[Exercise directions]:
Keep the wording of each record exactly the same when you repeat it, and leave out pictures.

[Dataset content]:
+ + + +

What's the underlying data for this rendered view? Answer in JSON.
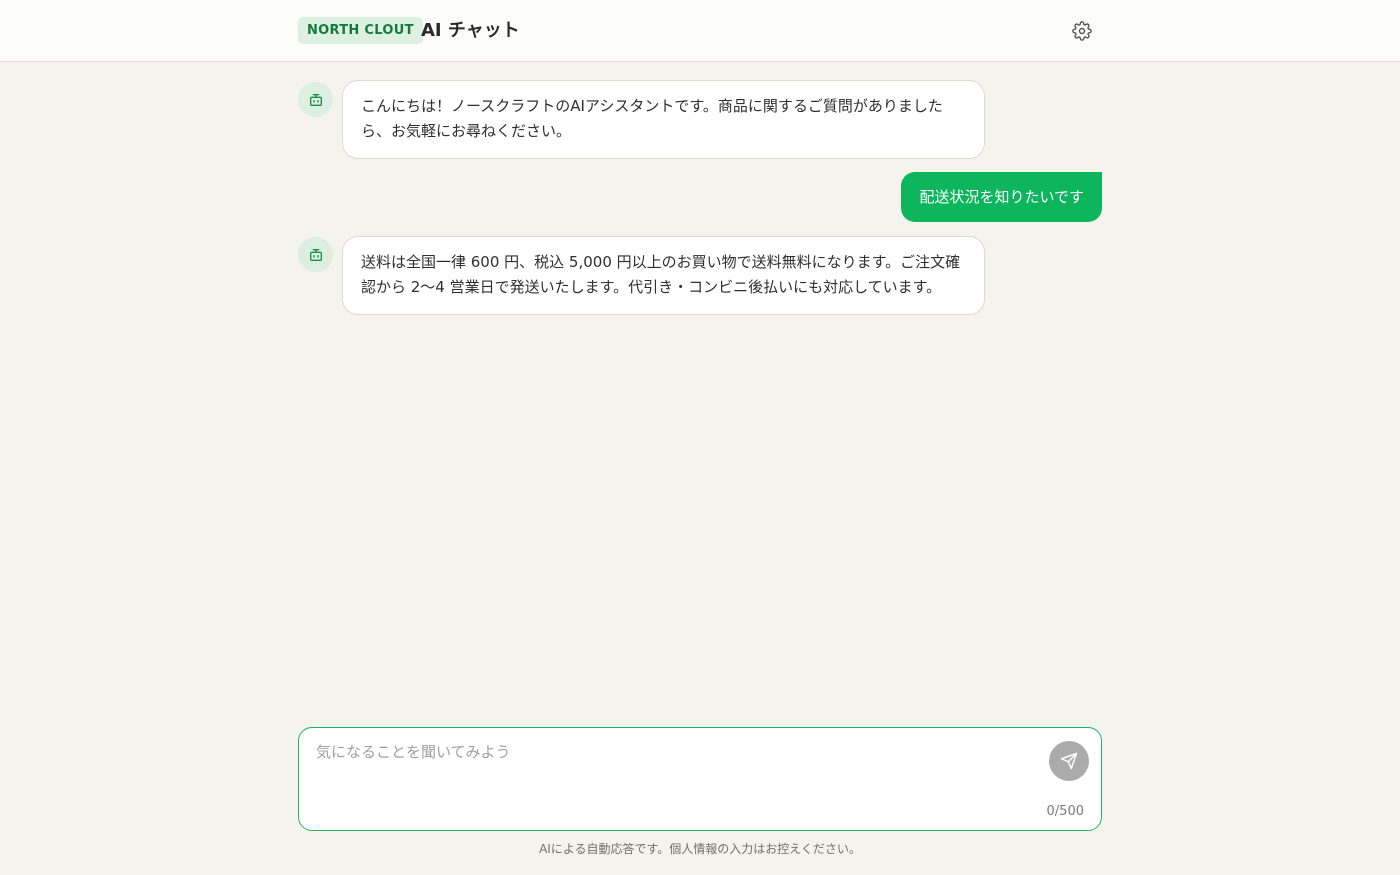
{
  "header": {
    "brand": "NORTH CLOUT",
    "title": "AI チャット",
    "settings_icon": "gear-icon"
  },
  "messages": [
    {
      "role": "assistant",
      "avatar_icon": "robot-icon",
      "text": "こんにちは！ノースクラフトのAIアシスタントです。商品に関するご質問がありましたら、お気軽にお尋ねください。"
    },
    {
      "role": "user",
      "text": "配送状況を知りたいです"
    },
    {
      "role": "assistant",
      "avatar_icon": "robot-icon",
      "text": "送料は全国一律 600 円、税込 5,000 円以上のお買い物で送料無料になります。ご注文確認から 2〜4 営業日で発送いたします。代引き・コンビニ後払いにも対応しています。"
    }
  ],
  "composer": {
    "value": "",
    "placeholder": "気になることを聞いてみよう",
    "char_count": "0/500",
    "send_icon": "send-icon"
  },
  "footer": {
    "disclaimer": "AIによる自動応答です。個人情報の入力はお控えください。"
  },
  "colors": {
    "accent": "#0db55d",
    "badge_bg": "#dcf1e2",
    "badge_text": "#157a3c",
    "background": "#f4f3ed"
  }
}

+ + + +

[Reply to the task]:
What's the underlying data for this rendered view? Answer in JSON.
{
  "header": {
    "brand": "NORTH CLOUT",
    "title": "AI チャット",
    "settings_icon": "gear-icon"
  },
  "messages": [
    {
      "role": "assistant",
      "avatar_icon": "robot-icon",
      "text": "こんにちは！ノースクラフトのAIアシスタントです。商品に関するご質問がありましたら、お気軽にお尋ねください。"
    },
    {
      "role": "user",
      "text": "配送状況を知りたいです"
    },
    {
      "role": "assistant",
      "avatar_icon": "robot-icon",
      "text": "送料は全国一律 600 円、税込 5,000 円以上のお買い物で送料無料になります。ご注文確認から 2〜4 営業日で発送いたします。代引き・コンビニ後払いにも対応しています。"
    }
  ],
  "composer": {
    "value": "",
    "placeholder": "気になることを聞いてみよう",
    "char_count": "0/500",
    "send_icon": "send-icon"
  },
  "footer": {
    "disclaimer": "AIによる自動応答です。個人情報の入力はお控えください。"
  },
  "colors": {
    "accent": "#0db55d",
    "badge_bg": "#dcf1e2",
    "badge_text": "#157a3c",
    "background": "#f4f3ed"
  }
}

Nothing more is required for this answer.